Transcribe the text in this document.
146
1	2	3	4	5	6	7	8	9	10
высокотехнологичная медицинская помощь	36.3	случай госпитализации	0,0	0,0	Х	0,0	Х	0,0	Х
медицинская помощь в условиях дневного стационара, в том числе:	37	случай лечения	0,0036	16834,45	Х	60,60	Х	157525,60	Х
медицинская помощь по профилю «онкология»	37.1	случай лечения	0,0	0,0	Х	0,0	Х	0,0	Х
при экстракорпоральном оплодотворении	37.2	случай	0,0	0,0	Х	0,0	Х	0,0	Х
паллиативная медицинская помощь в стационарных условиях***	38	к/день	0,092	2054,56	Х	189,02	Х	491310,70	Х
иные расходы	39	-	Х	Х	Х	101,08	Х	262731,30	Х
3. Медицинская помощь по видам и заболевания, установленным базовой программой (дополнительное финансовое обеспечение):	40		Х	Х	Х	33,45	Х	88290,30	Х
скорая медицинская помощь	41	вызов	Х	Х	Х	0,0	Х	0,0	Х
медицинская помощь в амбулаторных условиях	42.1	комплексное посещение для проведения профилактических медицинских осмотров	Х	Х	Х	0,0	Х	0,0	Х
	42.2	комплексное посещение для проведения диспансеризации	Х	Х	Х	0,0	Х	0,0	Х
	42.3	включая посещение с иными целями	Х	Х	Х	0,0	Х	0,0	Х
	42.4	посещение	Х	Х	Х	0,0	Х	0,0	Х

**Aim of the task**
Extract every entry above as it appears.

**Worked solution**
Transcribe the text in this document.
146
1	2	3	4	5	6	7	8	9	10
высокотехнологичная медицинская помощь	36.3	случай госпитализации	0,0	0,0	Х	0,0	Х	0,0	Х
медицинская помощь в условиях дневного стационара, в том числе:	37	случай лечения	0,0036	16834,45	Х	60,60	Х	157525,60	Х
медицинская помощь по профилю «онкология»	37.1	случай лечения	0,0	0,0	Х	0,0	Х	0,0	Х
при экстракорпоральном оплодотворении	37.2	случай	0,0	0,0	Х	0,0	Х	0,0	Х
паллиативная медицинская помощь в стационарных условиях***	38	к/день	0,092	2054,56	Х	189,02	Х	491310,70	Х
иные расходы	39	-	Х	Х	Х	101,08	Х	262731,30	Х
3. Медицинская помощь по видам и заболевания, установленным базовой программой (дополнительное финансовое обеспечение):	40		Х	Х	Х	33,45	Х	88290,30	Х
скорая медицинская помощь	41	вызов	Х	Х	Х	0,0	Х	0,0	Х
медицинская помощь в амбулаторных условиях	42.1	комплексное посещение для проведения профилактических медицинских осмотров	Х	Х	Х	0,0	Х	0,0	Х
	42.2	комплексное посещение для проведения диспансеризации	Х	Х	Х	0,0	Х	0,0	Х
	42.3	включая посещение с иными целями	Х	Х	Х	0,0	Х	0,0	Х
	42.4	посещение	Х	Х	Х	0,0	Х	0,0	Х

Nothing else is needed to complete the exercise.